--- What is being asked ---
Please rewrite every row below with "screenshot" switched to "image", keeping everything else unchanged. Leave out the pictures.

╔══

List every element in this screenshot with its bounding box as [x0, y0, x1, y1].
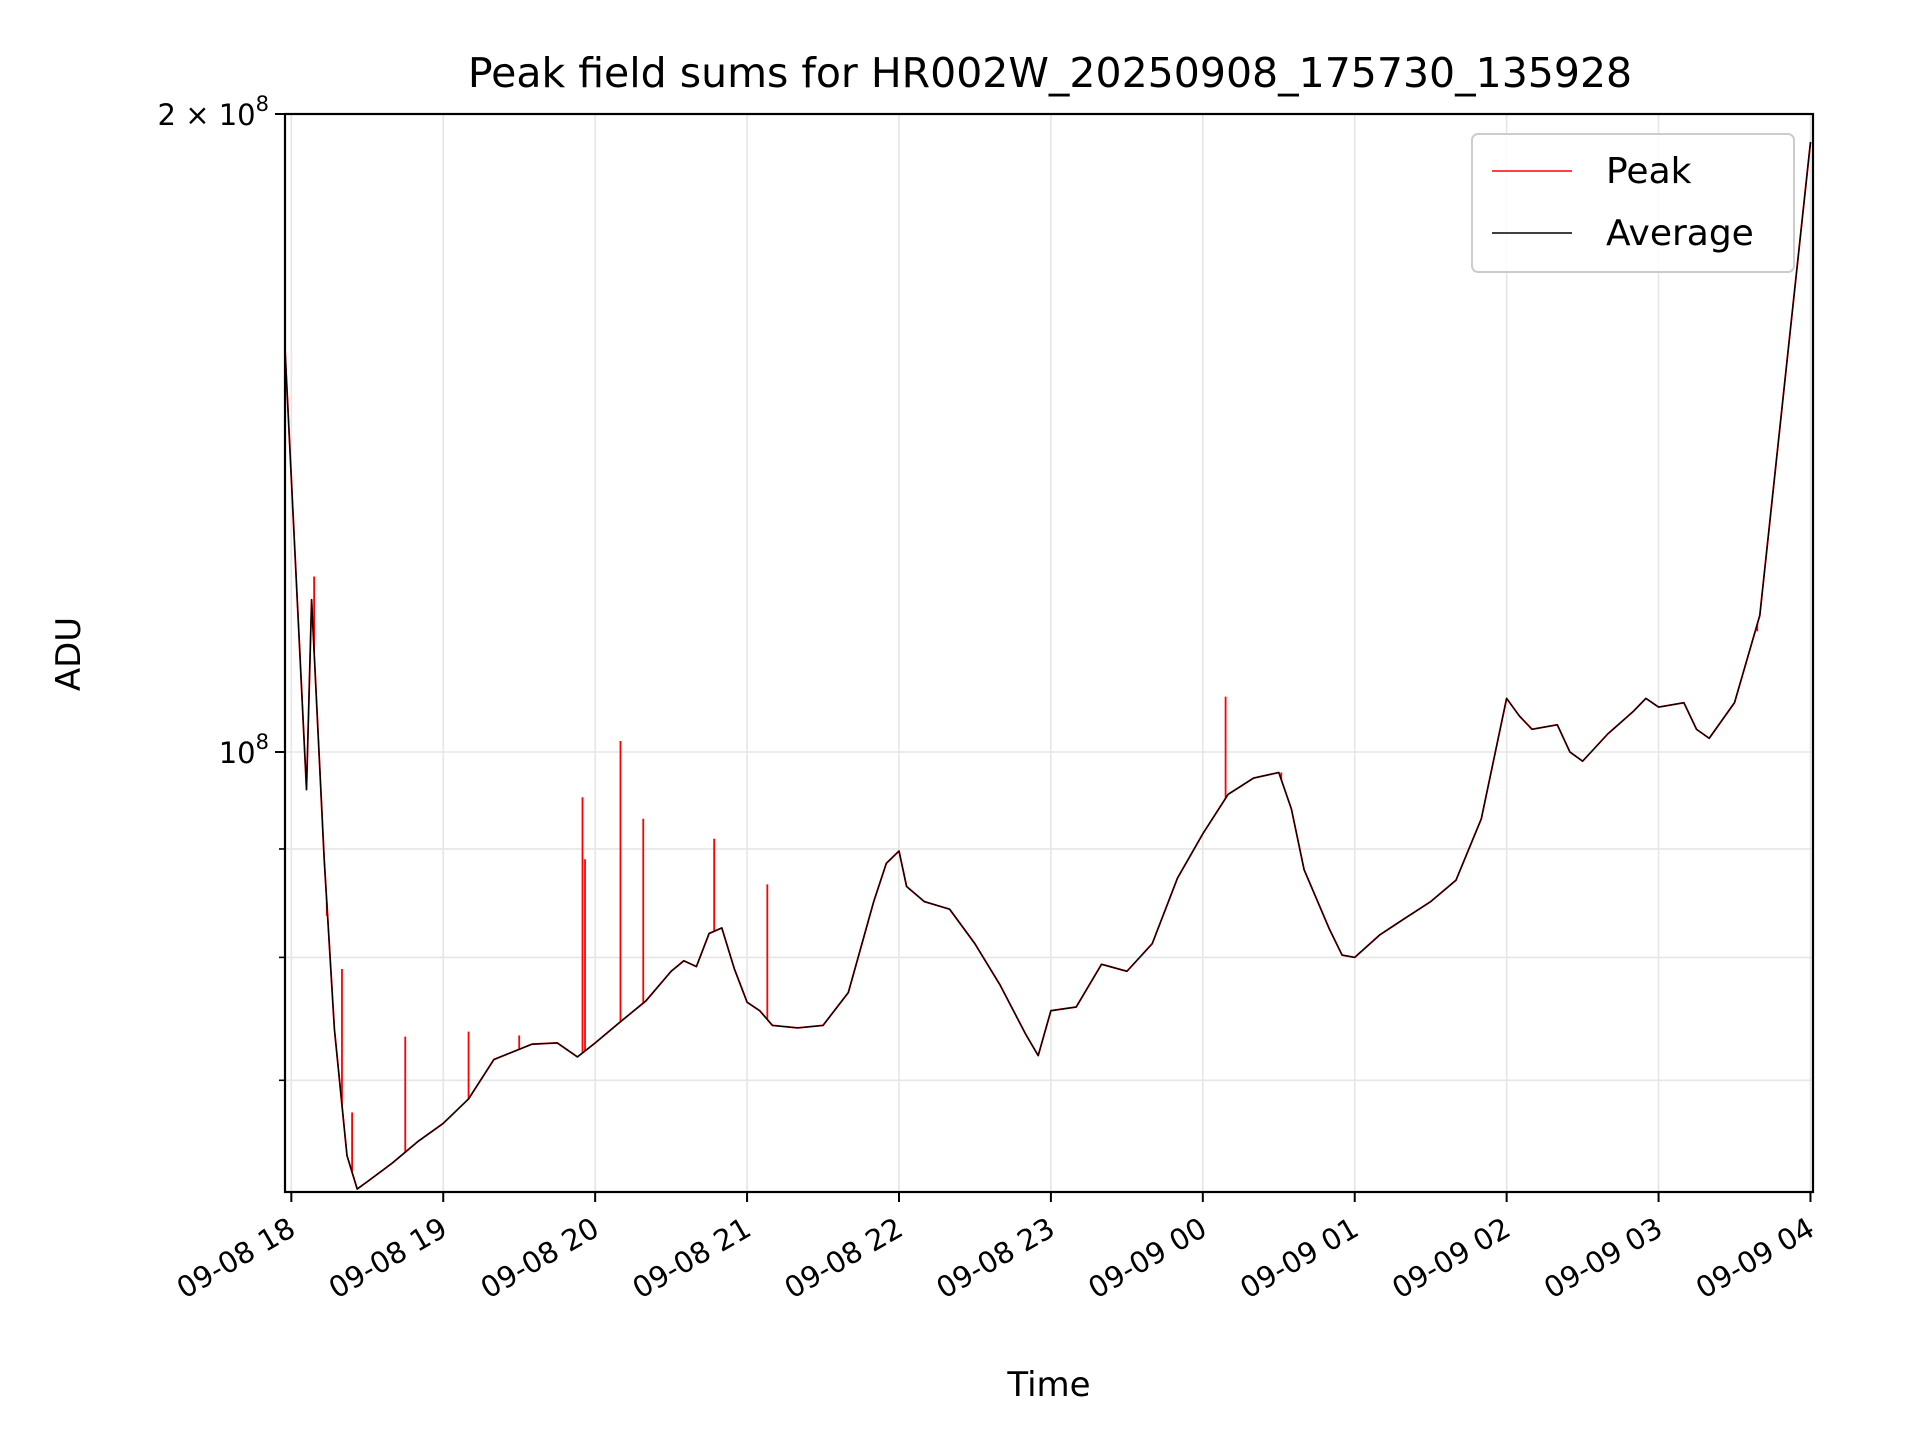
average-series-line: [284, 141, 1812, 1190]
axes-frame: [283, 112, 1815, 1194]
x-axis-label: Time: [1006, 1365, 1090, 1405]
legend: Peak Average: [1471, 133, 1795, 273]
y-tick-label: 2 × 108: [158, 92, 269, 132]
y-tick-label: 108: [219, 730, 269, 770]
chart-title: Peak field sums for HR002W_20250908_1757…: [468, 49, 1632, 97]
legend-label-peak: Peak: [1606, 151, 1692, 192]
y-axis-label: ADU: [49, 617, 89, 691]
plot-area: [284, 141, 1812, 1190]
y-axis: 108 2 × 108: [158, 92, 285, 1082]
legend-label-average: Average: [1606, 213, 1754, 254]
legend-box: [1471, 133, 1795, 273]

╚══

--- Response ---
List every element in this image with its bounding box as [x0, y0, x1, y1].
average-series-line: [284, 141, 1812, 1190]
axes-frame: [283, 112, 1815, 1194]
x-axis-label: Time: [1006, 1365, 1090, 1405]
legend: Peak Average: [1471, 133, 1795, 273]
y-tick-label: 2 × 108: [158, 92, 269, 132]
y-tick-label: 108: [219, 730, 269, 770]
chart-title: Peak field sums for HR002W_20250908_1757…: [468, 49, 1632, 97]
legend-label-peak: Peak: [1606, 151, 1692, 192]
y-axis-label: ADU: [49, 617, 89, 691]
plot-area: [284, 141, 1812, 1190]
y-axis: 108 2 × 108: [158, 92, 285, 1082]
legend-label-average: Average: [1606, 213, 1754, 254]
legend-box: [1471, 133, 1795, 273]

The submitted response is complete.